**Direction:** Below is a block of records. Copy every line in it that contains the word "бошка".

**Available records:**
"""
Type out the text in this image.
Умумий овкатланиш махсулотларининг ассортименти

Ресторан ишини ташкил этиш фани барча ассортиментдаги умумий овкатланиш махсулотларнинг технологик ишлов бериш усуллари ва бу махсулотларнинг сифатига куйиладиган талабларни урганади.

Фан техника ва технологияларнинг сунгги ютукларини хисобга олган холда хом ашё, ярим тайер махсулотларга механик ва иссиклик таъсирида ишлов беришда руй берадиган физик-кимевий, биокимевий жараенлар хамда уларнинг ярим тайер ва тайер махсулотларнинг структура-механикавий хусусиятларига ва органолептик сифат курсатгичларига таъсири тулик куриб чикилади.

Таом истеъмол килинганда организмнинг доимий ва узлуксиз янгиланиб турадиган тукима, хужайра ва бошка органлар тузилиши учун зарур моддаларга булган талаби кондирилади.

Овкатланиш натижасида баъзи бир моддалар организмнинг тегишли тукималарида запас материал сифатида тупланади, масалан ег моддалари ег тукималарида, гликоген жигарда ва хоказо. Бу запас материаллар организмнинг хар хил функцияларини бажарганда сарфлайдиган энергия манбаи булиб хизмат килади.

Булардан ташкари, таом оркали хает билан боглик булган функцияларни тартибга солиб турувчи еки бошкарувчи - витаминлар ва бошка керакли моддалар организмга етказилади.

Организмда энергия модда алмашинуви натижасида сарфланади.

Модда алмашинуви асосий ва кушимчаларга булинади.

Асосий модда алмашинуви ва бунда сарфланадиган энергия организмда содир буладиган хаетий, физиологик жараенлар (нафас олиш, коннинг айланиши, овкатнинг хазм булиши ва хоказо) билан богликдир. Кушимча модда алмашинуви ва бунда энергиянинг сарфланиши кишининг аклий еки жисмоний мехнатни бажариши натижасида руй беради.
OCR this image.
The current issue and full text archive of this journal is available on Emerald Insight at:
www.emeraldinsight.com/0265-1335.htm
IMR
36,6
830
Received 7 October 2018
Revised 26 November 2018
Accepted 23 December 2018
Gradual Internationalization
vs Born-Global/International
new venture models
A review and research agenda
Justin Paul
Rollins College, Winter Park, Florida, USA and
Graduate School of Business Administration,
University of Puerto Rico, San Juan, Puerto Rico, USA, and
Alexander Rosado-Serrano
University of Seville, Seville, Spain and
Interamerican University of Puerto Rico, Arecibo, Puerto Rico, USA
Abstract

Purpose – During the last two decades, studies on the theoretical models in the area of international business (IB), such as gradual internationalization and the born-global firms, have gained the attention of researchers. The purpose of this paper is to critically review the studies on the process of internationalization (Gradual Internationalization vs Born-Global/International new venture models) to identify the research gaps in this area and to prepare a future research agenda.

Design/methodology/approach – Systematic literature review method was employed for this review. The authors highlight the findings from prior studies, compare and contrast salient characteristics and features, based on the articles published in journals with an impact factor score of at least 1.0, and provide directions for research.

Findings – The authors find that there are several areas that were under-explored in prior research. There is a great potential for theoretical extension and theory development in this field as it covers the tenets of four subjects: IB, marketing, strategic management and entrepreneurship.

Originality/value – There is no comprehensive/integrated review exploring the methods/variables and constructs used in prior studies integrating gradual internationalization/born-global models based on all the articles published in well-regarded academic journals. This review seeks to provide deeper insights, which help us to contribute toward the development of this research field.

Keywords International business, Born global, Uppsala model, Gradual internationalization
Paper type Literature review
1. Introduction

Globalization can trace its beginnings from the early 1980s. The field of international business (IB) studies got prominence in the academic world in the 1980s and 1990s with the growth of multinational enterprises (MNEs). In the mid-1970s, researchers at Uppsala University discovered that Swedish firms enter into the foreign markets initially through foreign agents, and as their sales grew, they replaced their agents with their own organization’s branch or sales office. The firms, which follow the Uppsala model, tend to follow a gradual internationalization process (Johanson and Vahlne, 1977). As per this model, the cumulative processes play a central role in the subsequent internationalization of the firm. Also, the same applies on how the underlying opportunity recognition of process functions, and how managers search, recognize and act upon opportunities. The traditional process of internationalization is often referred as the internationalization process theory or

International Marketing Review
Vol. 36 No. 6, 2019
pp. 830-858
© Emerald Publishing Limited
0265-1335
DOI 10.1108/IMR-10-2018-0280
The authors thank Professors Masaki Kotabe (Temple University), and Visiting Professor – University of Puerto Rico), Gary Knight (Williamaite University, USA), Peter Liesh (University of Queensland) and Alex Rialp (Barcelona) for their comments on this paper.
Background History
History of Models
"""
**Exercise result:**
Таом истеъмол килинганда организмнинг доимий ва узлуксиз янгиланиб турадиган тукима, хужайра ва бошка органлар тузилиши учун зарур моддаларга булган талаби кондирилади.
Булардан ташкари, таом оркали хает билан боглик булган функцияларни тартибга солиб турувчи еки бошкарувчи - витаминлар ва бошка керакли моддалар организмга етказилади.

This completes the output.